• PROMPT: Copy every record below exactly.

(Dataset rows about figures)
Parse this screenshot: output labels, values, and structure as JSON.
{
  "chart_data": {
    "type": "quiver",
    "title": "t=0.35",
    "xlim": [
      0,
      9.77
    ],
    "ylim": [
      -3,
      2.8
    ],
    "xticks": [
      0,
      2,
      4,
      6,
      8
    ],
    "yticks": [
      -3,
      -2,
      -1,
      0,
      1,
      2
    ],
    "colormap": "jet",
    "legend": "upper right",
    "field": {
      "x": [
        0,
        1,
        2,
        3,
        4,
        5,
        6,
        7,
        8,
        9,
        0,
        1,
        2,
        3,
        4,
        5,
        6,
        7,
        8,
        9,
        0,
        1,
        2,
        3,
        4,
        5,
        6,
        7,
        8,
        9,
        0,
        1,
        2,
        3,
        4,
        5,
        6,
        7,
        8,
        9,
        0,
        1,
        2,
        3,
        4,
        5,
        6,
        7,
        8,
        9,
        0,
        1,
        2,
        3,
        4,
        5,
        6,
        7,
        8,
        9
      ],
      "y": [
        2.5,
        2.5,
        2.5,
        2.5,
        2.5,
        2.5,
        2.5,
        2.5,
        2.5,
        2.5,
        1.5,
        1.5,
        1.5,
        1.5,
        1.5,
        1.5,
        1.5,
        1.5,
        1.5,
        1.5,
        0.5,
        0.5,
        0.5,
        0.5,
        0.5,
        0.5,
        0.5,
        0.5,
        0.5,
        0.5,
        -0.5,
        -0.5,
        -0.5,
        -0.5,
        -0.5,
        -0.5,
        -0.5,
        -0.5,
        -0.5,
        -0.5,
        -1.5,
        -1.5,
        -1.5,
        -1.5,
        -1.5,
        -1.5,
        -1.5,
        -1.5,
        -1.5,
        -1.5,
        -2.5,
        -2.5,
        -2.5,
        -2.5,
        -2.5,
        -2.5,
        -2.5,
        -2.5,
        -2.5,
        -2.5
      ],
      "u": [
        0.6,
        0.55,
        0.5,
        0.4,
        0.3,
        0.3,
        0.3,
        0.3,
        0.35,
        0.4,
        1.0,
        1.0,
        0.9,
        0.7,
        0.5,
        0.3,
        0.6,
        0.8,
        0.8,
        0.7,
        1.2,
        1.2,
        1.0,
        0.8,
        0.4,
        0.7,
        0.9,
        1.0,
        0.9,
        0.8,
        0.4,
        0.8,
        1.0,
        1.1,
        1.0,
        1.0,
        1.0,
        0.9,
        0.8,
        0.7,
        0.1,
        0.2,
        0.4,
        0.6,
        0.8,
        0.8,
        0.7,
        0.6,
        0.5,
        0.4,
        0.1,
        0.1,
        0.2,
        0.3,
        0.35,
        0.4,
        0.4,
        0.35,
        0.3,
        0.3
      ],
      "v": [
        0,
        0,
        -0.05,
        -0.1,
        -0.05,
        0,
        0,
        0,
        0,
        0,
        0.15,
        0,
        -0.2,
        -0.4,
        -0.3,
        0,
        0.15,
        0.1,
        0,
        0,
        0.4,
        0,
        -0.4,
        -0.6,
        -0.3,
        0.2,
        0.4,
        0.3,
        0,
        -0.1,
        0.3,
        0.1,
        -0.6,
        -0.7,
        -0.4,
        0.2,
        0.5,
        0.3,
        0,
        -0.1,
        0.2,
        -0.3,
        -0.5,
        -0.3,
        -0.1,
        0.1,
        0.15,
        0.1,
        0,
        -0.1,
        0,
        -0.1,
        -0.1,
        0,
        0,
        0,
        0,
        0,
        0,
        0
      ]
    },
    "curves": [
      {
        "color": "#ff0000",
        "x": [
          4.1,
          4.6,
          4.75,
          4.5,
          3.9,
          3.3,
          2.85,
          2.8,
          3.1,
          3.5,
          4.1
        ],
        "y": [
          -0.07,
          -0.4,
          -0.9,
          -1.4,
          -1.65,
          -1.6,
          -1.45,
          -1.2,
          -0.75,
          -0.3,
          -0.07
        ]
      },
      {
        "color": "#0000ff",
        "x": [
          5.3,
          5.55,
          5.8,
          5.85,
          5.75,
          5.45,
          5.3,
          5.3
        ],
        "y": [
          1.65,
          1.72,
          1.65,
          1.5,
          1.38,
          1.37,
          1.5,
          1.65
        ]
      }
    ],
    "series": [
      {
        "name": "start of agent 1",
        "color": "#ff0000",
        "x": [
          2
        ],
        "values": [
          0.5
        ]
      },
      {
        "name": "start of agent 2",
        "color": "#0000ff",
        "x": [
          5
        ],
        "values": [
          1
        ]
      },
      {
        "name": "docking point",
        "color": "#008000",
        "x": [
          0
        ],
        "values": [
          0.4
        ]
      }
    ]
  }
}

• EXERCISE OUTPUT:
Parse this screenshot: output labels, values, and structure as JSON.
{
  "chart_data": {
    "type": "quiver",
    "title": "t=0.35",
    "xlim": [
      0,
      9.77
    ],
    "ylim": [
      -3,
      2.8
    ],
    "xticks": [
      0,
      2,
      4,
      6,
      8
    ],
    "yticks": [
      -3,
      -2,
      -1,
      0,
      1,
      2
    ],
    "colormap": "jet",
    "legend": "upper right",
    "field": {
      "x": [
        0,
        1,
        2,
        3,
        4,
        5,
        6,
        7,
        8,
        9,
        0,
        1,
        2,
        3,
        4,
        5,
        6,
        7,
        8,
        9,
        0,
        1,
        2,
        3,
        4,
        5,
        6,
        7,
        8,
        9,
        0,
        1,
        2,
        3,
        4,
        5,
        6,
        7,
        8,
        9,
        0,
        1,
        2,
        3,
        4,
        5,
        6,
        7,
        8,
        9,
        0,
        1,
        2,
        3,
        4,
        5,
        6,
        7,
        8,
        9
      ],
      "y": [
        2.5,
        2.5,
        2.5,
        2.5,
        2.5,
        2.5,
        2.5,
        2.5,
        2.5,
        2.5,
        1.5,
        1.5,
        1.5,
        1.5,
        1.5,
        1.5,
        1.5,
        1.5,
        1.5,
        1.5,
        0.5,
        0.5,
        0.5,
        0.5,
        0.5,
        0.5,
        0.5,
        0.5,
        0.5,
        0.5,
        -0.5,
        -0.5,
        -0.5,
        -0.5,
        -0.5,
        -0.5,
        -0.5,
        -0.5,
        -0.5,
        -0.5,
        -1.5,
        -1.5,
        -1.5,
        -1.5,
        -1.5,
        -1.5,
        -1.5,
        -1.5,
        -1.5,
        -1.5,
        -2.5,
        -2.5,
        -2.5,
        -2.5,
        -2.5,
        -2.5,
        -2.5,
        -2.5,
        -2.5,
        -2.5
      ],
      "u": [
        0.6,
        0.55,
        0.5,
        0.4,
        0.3,
        0.3,
        0.3,
        0.3,
        0.35,
        0.4,
        1.0,
        1.0,
        0.9,
        0.7,
        0.5,
        0.3,
        0.6,
        0.8,
        0.8,
        0.7,
        1.2,
        1.2,
        1.0,
        0.8,
        0.4,
        0.7,
        0.9,
        1.0,
        0.9,
        0.8,
        0.4,
        0.8,
        1.0,
        1.1,
        1.0,
        1.0,
        1.0,
        0.9,
        0.8,
        0.7,
        0.1,
        0.2,
        0.4,
        0.6,
        0.8,
        0.8,
        0.7,
        0.6,
        0.5,
        0.4,
        0.1,
        0.1,
        0.2,
        0.3,
        0.35,
        0.4,
        0.4,
        0.35,
        0.3,
        0.3
      ],
      "v": [
        0,
        0,
        -0.05,
        -0.1,
        -0.05,
        0,
        0,
        0,
        0,
        0,
        0.15,
        0,
        -0.2,
        -0.4,
        -0.3,
        0,
        0.15,
        0.1,
        0,
        0,
        0.4,
        0,
        -0.4,
        -0.6,
        -0.3,
        0.2,
        0.4,
        0.3,
        0,
        -0.1,
        0.3,
        0.1,
        -0.6,
        -0.7,
        -0.4,
        0.2,
        0.5,
        0.3,
        0,
        -0.1,
        0.2,
        -0.3,
        -0.5,
        -0.3,
        -0.1,
        0.1,
        0.15,
        0.1,
        0,
        -0.1,
        0,
        -0.1,
        -0.1,
        0,
        0,
        0,
        0,
        0,
        0,
        0
      ]
    },
    "curves": [
      {
        "color": "#ff0000",
        "x": [
          4.1,
          4.6,
          4.75,
          4.5,
          3.9,
          3.3,
          2.85,
          2.8,
          3.1,
          3.5,
          4.1
        ],
        "y": [
          -0.07,
          -0.4,
          -0.9,
          -1.4,
          -1.65,
          -1.6,
          -1.45,
          -1.2,
          -0.75,
          -0.3,
          -0.07
        ]
      },
      {
        "color": "#0000ff",
        "x": [
          5.3,
          5.55,
          5.8,
          5.85,
          5.75,
          5.45,
          5.3,
          5.3
        ],
        "y": [
          1.65,
          1.72,
          1.65,
          1.5,
          1.38,
          1.37,
          1.5,
          1.65
        ]
      }
    ],
    "series": [
      {
        "name": "start of agent 1",
        "color": "#ff0000",
        "x": [
          2
        ],
        "values": [
          0.5
        ]
      },
      {
        "name": "start of agent 2",
        "color": "#0000ff",
        "x": [
          5
        ],
        "values": [
          1
        ]
      },
      {
        "name": "docking point",
        "color": "#008000",
        "x": [
          0
        ],
        "values": [
          0.4
        ]
      }
    ]
  }
}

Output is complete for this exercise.